**TASK TO CARRY OUT**
The records below are to be copied word for word, with every picture left out.

**RECORDS TO USE**
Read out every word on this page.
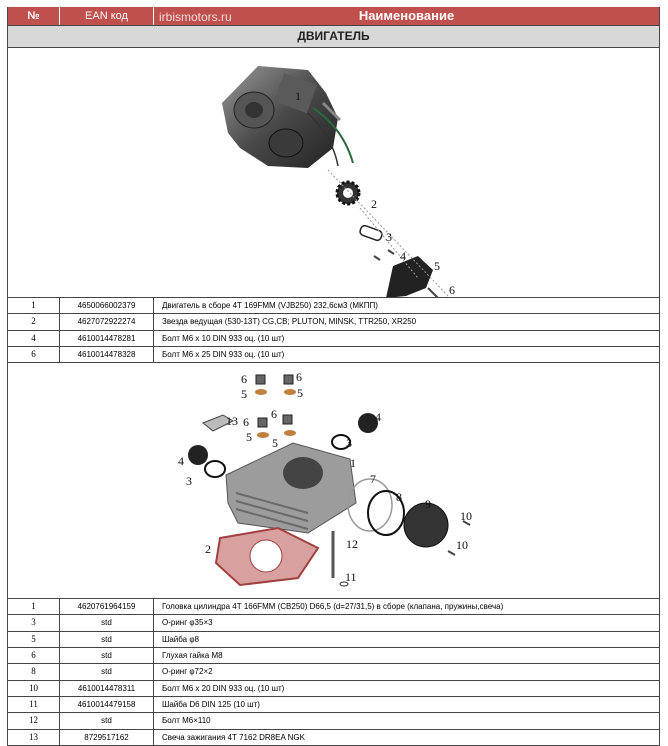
№	EAN код	irbismotors.ru	Наименование
ДВИГАТЕЛЬ
1
2
3
4
5
6
1	4650066002379	Двигатель в сборе 4Т 169FMM (VJB250) 232,6см3 (МКПП)
2	4627072922274	Звезда ведущая (530-13Т) CG,CB; PLUTON, MINSK, TTR250, XR250
4	4610014478281	Болт М6 х 10 DIN 933 оц. (10 шт)
6	4610014478328	Болт М6 х 25 DIN 933 оц. (10 шт)
6	6
5	5
13 6
6
5 5
4
4
3
3
1
7
8 9
10
10
2	12
11
1	4620761964159	Головка цилиндра 4Т 166FMM (CB250) D66,5 (d=27/31,5) в сборе (клапана, пружины,свеча)
3	std	О-ринг φ35×3
5	std	Шайба φ8
6	std	Глухая гайка М8
8	std	О-ринг φ72×2
10	4610014478311	Болт М6 х 20 DIN 933 оц. (10 шт)
11	4610014479158	Шайба D6 DIN 125 (10 шт)
12	std	Болт М6×110
13	8729517162	Свеча зажигания 4Т 7162 DR8EA NGK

**REPLY**
Read out every word on this page.
№	EAN код	irbismotors.ru	Наименование
ДВИГАТЕЛЬ
1
2
3
4
5
6
1	4650066002379	Двигатель в сборе 4Т 169FMM (VJB250) 232,6см3 (МКПП)
2	4627072922274	Звезда ведущая (530-13Т) CG,CB; PLUTON, MINSK, TTR250, XR250
4	4610014478281	Болт М6 х 10 DIN 933 оц. (10 шт)
6	4610014478328	Болт М6 х 25 DIN 933 оц. (10 шт)
6	6
5	5
13 6
6
5 5
4
4
3
3
1
7
8 9
10
10
2	12
11
1	4620761964159	Головка цилиндра 4Т 166FMM (CB250) D66,5 (d=27/31,5) в сборе (клапана, пружины,свеча)
3	std	О-ринг φ35×3
5	std	Шайба φ8
6	std	Глухая гайка М8
8	std	О-ринг φ72×2
10	4610014478311	Болт М6 х 20 DIN 933 оц. (10 шт)
11	4610014479158	Шайба D6 DIN 125 (10 шт)
12	std	Болт М6×110
13	8729517162	Свеча зажигания 4Т 7162 DR8EA NGK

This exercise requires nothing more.